# Document text start

BRANCUSI at the Guggenheim Museum

March 17, 2017 - February 2018

Solomon R. Guggenheim Museum
1071 Fifth Avenue, New York, NY 10128-0173
The Romanian Cultural Institute in New York (RCINY) proudly supports the upcoming BRANCUSI presentation at the Solomon R. Guggenheim Museum in New York, from March 17, 2017 to February 2018.

The new installation will present eight of Brancusi's groundbreaking wood and stone sculptures:
The Sorceress / La sorcière (1916-24);
King of Kings / Le roi des rois (ca. 1938);
Muse / La muse (1912);
Adam and Eve / Adam et Eve (1921);
The Miracle (Seal [I]) / Le Miracle (1930-32);
Flying Turtle (1940-45);
Watchdog / Chien de garde (1916), and
Oak base (1920).

The exhibition also includes a number of photographs of Brancusi's studio in Paris and works in situ, taken by Man Ray, Edward Steichen, Wayne F. Miller, and the artist himself.

Guggenheim Collection: Brancusi

In gallery space devoted to the permanent collection, the Guggenheim is showcasing its rich holdings of the work of Constantin Brancusi (b. February 19, 1876, Hobita-Pestisani, Gorj County, Romania – d. March 16, 1957, Paris, France).

"In the early decades of the twentieth century, Brancusi produced an innovative body of work that altered the trajectory of modern sculpture. During this period, Brancusi lived and worked in Paris, then a thriving artistic center where many modernist tenets were being developed and debated. He became an integral part of these conversations both through his relationships with other artists, such as Marcel Duchamp, Fernand Léger, Amedeo Modigliani, and Henri Rousseau, and through his own pioneering work. His aspiration to express the essence of his subjects through simplified forms and his engagement with non–Western European artistic traditions led to new stylistic approaches. In addition, his mode of presentation, which equally emphasized sculpture and base and in which works were shown in direct relation to one another, instead of as independent entities, introduced new ways of thinking about the nature of the art object.

# Document text end

**Requirements**
In the Brancusi exhibition text, who took the photographs of Brancusi's studio in Paris and works in situ?

# Data section start

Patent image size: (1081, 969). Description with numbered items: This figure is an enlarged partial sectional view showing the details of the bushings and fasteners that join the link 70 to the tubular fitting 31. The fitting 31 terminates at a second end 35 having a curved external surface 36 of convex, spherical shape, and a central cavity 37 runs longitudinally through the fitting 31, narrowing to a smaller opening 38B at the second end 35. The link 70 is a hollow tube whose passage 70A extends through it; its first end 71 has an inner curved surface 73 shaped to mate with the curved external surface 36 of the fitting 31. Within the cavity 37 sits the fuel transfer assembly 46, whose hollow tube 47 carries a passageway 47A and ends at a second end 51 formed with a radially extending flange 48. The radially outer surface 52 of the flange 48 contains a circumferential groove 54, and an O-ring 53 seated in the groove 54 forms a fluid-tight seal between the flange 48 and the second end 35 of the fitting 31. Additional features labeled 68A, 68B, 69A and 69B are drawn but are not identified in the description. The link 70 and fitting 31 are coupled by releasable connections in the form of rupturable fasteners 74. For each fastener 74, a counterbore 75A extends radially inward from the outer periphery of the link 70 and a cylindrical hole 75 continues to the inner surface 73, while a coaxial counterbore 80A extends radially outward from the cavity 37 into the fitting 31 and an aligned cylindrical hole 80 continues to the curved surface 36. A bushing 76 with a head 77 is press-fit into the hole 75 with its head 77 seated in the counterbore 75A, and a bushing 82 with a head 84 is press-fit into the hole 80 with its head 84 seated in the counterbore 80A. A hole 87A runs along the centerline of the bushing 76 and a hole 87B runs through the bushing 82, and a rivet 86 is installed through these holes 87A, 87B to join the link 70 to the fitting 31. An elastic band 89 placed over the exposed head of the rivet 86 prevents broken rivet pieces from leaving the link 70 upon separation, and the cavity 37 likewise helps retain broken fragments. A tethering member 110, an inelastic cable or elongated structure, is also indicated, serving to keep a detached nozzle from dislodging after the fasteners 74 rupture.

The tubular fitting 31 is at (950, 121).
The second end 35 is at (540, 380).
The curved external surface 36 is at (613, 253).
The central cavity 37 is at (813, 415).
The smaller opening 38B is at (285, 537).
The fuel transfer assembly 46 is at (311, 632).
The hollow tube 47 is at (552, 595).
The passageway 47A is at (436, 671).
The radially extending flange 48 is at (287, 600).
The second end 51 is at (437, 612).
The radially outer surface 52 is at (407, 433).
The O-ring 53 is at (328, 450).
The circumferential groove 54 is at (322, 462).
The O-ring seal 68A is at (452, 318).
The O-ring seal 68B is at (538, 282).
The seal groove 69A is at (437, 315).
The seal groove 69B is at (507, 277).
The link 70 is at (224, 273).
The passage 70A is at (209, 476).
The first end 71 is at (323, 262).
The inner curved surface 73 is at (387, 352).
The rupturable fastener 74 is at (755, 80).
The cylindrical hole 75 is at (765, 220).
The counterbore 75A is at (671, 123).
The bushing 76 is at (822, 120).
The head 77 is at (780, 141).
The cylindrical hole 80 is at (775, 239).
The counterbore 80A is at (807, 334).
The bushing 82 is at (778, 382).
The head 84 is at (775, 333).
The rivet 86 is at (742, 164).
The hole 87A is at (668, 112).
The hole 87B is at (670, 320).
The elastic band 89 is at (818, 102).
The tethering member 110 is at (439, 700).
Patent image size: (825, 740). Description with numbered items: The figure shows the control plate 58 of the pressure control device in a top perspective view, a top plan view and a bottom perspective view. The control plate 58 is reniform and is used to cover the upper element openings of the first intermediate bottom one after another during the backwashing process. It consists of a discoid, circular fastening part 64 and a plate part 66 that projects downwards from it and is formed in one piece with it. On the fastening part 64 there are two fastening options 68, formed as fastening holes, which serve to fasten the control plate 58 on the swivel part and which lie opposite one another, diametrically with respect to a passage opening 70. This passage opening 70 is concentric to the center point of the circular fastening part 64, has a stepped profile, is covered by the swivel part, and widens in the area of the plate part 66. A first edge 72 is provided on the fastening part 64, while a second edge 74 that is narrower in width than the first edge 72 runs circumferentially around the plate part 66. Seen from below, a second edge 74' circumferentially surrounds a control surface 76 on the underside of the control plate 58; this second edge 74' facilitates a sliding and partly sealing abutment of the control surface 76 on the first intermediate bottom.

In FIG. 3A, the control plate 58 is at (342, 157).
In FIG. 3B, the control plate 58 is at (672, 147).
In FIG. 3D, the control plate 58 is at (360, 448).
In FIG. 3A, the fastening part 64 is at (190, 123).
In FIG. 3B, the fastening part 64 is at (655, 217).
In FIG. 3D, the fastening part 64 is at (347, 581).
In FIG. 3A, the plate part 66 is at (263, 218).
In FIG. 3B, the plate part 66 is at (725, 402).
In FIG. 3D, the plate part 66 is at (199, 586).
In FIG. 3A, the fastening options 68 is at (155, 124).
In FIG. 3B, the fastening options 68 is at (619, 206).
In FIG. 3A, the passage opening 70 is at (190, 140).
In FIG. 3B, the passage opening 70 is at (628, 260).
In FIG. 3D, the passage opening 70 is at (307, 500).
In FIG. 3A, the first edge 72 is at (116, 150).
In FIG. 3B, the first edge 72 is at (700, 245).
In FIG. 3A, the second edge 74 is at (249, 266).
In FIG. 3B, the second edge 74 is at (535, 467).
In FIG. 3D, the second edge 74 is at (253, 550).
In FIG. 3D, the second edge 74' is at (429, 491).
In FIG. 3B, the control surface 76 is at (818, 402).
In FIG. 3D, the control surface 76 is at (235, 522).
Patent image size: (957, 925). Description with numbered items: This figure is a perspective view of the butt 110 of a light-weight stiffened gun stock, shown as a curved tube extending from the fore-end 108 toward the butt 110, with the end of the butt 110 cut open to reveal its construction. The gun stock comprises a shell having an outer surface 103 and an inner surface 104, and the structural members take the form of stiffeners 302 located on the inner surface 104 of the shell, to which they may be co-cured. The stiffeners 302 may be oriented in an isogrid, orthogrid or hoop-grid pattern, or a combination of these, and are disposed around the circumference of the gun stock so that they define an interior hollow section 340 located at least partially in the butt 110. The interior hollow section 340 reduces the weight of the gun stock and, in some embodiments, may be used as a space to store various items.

# Data section end

**Reply**
Man Ray, Edward Steichen, Wayne F. Miller, and Brancusi himself.